RECORDS FOR PROCESSING »
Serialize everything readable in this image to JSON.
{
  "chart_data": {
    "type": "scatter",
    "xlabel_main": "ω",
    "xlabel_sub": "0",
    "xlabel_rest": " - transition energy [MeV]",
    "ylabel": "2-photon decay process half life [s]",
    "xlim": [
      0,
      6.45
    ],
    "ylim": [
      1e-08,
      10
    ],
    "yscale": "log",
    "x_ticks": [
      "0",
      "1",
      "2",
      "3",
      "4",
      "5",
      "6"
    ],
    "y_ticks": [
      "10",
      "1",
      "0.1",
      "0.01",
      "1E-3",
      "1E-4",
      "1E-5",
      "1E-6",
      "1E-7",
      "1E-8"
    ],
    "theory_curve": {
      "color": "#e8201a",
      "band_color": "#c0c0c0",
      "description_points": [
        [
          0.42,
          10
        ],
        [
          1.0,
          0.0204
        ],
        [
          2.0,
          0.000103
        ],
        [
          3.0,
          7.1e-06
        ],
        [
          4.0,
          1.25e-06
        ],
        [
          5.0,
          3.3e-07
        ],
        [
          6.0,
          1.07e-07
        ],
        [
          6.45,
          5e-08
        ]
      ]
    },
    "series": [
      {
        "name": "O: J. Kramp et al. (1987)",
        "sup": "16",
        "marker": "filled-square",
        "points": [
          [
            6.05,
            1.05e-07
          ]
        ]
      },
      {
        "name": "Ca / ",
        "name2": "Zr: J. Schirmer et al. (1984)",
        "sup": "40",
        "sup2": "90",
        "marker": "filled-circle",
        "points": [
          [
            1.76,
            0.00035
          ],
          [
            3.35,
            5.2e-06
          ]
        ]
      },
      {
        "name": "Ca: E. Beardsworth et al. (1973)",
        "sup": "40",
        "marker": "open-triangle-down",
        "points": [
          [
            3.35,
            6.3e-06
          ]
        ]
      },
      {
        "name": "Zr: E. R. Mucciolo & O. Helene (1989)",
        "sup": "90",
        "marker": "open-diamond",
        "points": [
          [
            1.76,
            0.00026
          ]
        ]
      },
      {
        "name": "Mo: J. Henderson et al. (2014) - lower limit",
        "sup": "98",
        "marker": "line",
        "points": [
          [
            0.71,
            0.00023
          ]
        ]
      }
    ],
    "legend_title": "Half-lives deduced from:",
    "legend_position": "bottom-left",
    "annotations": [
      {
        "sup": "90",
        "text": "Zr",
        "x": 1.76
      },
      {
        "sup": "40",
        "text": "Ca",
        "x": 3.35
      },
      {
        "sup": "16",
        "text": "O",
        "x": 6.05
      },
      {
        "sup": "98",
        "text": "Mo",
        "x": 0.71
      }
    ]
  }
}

OBJECTIVE » From the preceding material, extract every line exactly.

OUTPUT OF THE TASK »
Serialize everything readable in this image to JSON.
{
  "chart_data": {
    "type": "scatter",
    "xlabel_main": "ω",
    "xlabel_sub": "0",
    "xlabel_rest": " - transition energy [MeV]",
    "ylabel": "2-photon decay process half life [s]",
    "xlim": [
      0,
      6.45
    ],
    "ylim": [
      1e-08,
      10
    ],
    "yscale": "log",
    "x_ticks": [
      "0",
      "1",
      "2",
      "3",
      "4",
      "5",
      "6"
    ],
    "y_ticks": [
      "10",
      "1",
      "0.1",
      "0.01",
      "1E-3",
      "1E-4",
      "1E-5",
      "1E-6",
      "1E-7",
      "1E-8"
    ],
    "theory_curve": {
      "color": "#e8201a",
      "band_color": "#c0c0c0",
      "description_points": [
        [
          0.42,
          10
        ],
        [
          1.0,
          0.0204
        ],
        [
          2.0,
          0.000103
        ],
        [
          3.0,
          7.1e-06
        ],
        [
          4.0,
          1.25e-06
        ],
        [
          5.0,
          3.3e-07
        ],
        [
          6.0,
          1.07e-07
        ],
        [
          6.45,
          5e-08
        ]
      ]
    },
    "series": [
      {
        "name": "O: J. Kramp et al. (1987)",
        "sup": "16",
        "marker": "filled-square",
        "points": [
          [
            6.05,
            1.05e-07
          ]
        ]
      },
      {
        "name": "Ca / ",
        "name2": "Zr: J. Schirmer et al. (1984)",
        "sup": "40",
        "sup2": "90",
        "marker": "filled-circle",
        "points": [
          [
            1.76,
            0.00035
          ],
          [
            3.35,
            5.2e-06
          ]
        ]
      },
      {
        "name": "Ca: E. Beardsworth et al. (1973)",
        "sup": "40",
        "marker": "open-triangle-down",
        "points": [
          [
            3.35,
            6.3e-06
          ]
        ]
      },
      {
        "name": "Zr: E. R. Mucciolo & O. Helene (1989)",
        "sup": "90",
        "marker": "open-diamond",
        "points": [
          [
            1.76,
            0.00026
          ]
        ]
      },
      {
        "name": "Mo: J. Henderson et al. (2014) - lower limit",
        "sup": "98",
        "marker": "line",
        "points": [
          [
            0.71,
            0.00023
          ]
        ]
      }
    ],
    "legend_title": "Half-lives deduced from:",
    "legend_position": "bottom-left",
    "annotations": [
      {
        "sup": "90",
        "text": "Zr",
        "x": 1.76
      },
      {
        "sup": "40",
        "text": "Ca",
        "x": 3.35
      },
      {
        "sup": "16",
        "text": "O",
        "x": 6.05
      },
      {
        "sup": "98",
        "text": "Mo",
        "x": 0.71
      }
    ]
  }
}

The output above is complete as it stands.